■ WHAT IS EXPECTED:
Please report every line from the material that contains the word "Diaphysis".

■ DATA IN THIS EXERCISE:
——
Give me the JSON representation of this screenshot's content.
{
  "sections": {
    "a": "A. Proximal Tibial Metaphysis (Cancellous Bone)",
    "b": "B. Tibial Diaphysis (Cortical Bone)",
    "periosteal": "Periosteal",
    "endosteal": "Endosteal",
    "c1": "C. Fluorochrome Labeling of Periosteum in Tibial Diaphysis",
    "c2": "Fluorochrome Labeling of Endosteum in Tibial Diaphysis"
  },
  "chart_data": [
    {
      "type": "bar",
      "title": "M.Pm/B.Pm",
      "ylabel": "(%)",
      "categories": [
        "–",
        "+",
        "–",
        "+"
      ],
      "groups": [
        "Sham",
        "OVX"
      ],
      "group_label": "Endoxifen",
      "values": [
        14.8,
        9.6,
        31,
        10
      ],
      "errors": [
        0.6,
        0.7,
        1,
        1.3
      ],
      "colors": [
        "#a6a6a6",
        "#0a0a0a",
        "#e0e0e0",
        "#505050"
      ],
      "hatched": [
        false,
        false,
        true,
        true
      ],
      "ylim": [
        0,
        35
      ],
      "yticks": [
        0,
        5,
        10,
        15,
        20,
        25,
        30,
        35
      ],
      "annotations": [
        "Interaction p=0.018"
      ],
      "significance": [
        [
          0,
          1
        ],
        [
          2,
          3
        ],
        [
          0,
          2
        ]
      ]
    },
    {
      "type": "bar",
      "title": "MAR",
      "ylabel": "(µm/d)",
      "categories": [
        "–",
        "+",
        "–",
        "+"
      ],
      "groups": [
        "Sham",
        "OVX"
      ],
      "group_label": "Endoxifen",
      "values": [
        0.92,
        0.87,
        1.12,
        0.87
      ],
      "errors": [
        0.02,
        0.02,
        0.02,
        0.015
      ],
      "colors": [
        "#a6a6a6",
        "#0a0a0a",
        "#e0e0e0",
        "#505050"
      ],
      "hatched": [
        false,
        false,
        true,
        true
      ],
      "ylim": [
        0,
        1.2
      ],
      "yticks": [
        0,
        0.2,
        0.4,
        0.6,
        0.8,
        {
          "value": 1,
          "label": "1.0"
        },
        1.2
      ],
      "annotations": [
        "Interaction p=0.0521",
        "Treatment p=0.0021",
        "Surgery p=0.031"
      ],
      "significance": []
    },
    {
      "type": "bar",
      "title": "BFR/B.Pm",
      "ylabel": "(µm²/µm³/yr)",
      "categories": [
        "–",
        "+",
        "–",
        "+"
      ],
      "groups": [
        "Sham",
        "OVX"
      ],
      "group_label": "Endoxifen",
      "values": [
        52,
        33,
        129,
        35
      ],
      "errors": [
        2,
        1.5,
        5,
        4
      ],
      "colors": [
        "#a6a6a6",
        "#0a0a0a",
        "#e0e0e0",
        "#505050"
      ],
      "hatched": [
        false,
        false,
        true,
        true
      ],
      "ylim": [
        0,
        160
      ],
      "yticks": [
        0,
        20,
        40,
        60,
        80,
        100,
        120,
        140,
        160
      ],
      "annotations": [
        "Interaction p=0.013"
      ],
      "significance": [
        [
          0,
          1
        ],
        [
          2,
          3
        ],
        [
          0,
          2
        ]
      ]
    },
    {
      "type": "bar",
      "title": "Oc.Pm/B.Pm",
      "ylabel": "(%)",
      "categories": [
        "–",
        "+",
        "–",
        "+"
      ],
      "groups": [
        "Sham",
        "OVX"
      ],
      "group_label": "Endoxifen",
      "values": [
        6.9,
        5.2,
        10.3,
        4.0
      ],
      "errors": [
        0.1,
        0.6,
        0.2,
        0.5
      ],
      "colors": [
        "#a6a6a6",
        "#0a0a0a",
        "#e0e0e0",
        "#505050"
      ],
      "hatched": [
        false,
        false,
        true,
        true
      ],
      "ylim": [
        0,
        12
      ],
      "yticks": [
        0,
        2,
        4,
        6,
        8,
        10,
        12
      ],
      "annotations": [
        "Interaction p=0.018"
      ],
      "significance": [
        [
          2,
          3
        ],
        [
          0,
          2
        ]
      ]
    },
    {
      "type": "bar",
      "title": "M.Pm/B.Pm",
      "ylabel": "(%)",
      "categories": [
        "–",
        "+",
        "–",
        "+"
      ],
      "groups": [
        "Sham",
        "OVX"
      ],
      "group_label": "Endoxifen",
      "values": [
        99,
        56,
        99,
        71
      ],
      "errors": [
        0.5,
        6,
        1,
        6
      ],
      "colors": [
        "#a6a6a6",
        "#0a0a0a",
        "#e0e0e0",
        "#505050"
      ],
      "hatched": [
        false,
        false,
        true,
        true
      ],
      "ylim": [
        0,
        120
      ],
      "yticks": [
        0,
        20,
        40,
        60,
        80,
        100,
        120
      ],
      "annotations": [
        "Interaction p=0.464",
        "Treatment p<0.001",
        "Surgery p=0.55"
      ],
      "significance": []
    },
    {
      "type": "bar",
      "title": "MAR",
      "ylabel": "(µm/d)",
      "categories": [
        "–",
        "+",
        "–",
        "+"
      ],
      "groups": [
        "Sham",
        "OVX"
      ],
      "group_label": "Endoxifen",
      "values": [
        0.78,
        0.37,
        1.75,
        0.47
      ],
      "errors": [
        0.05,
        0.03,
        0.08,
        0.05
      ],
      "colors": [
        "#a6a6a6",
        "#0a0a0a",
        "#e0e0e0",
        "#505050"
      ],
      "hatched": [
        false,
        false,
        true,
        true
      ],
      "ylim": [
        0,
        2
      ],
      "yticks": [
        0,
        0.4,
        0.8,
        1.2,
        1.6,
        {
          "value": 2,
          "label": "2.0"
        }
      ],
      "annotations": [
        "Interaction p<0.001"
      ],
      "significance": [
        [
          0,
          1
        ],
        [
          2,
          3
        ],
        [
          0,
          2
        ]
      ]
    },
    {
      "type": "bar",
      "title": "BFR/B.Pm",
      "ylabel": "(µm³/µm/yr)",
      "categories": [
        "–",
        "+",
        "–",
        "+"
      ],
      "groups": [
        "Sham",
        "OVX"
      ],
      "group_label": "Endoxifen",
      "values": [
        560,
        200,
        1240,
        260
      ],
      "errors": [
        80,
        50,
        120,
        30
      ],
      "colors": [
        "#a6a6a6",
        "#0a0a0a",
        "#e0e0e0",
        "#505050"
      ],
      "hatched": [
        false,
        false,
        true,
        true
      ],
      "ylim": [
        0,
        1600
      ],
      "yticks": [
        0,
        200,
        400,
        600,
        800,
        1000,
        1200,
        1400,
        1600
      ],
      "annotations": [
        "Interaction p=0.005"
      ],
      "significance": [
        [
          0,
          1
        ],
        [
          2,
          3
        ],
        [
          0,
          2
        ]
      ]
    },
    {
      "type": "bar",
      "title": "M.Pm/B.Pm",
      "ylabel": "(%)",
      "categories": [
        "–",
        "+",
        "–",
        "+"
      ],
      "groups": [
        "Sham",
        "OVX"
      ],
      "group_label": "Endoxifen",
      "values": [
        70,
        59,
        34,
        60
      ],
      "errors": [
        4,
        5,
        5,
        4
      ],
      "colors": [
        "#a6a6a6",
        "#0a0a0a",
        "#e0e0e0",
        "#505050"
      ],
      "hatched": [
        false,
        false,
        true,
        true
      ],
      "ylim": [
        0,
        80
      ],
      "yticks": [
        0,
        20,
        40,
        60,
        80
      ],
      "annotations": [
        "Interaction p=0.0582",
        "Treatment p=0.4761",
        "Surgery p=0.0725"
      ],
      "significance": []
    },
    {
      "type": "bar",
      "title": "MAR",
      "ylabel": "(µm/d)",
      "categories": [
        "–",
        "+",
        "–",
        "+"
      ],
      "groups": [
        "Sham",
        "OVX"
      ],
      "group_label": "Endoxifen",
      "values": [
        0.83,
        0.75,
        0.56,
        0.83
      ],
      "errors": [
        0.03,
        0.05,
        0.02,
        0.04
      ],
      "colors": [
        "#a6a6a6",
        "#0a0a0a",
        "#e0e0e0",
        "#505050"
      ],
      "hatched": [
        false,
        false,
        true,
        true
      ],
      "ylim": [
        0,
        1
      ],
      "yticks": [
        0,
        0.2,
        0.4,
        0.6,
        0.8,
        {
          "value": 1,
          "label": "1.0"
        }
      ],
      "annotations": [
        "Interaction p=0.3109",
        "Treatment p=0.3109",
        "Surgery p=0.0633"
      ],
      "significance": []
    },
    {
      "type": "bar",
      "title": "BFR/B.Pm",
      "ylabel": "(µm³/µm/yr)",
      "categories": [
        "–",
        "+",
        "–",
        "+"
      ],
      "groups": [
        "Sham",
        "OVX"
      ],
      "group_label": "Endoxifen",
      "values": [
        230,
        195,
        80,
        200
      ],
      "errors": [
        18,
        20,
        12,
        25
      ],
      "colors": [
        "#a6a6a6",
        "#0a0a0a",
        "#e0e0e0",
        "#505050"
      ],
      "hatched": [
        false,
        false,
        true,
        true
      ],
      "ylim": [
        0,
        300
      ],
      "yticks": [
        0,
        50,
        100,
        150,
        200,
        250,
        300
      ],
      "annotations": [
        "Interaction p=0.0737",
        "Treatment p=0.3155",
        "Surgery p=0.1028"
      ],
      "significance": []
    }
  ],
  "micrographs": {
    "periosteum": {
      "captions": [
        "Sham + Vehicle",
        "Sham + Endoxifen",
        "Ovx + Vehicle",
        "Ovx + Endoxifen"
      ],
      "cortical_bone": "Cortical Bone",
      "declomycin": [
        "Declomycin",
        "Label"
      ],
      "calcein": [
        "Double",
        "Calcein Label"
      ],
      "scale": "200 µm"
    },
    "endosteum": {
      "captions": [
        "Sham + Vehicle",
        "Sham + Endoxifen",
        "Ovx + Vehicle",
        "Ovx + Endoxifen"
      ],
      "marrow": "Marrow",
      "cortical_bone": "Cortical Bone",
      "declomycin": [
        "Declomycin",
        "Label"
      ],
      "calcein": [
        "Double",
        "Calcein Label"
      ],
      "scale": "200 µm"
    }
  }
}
——
■ SOLVED PROBLEM:
    "b": "B. Tibial Diaphysis (Cortical Bone)",
    "c1": "C. Fluorochrome Labeling of Periosteum in Tibial Diaphysis",
    "c2": "Fluorochrome Labeling of Endosteum in Tibial Diaphysis"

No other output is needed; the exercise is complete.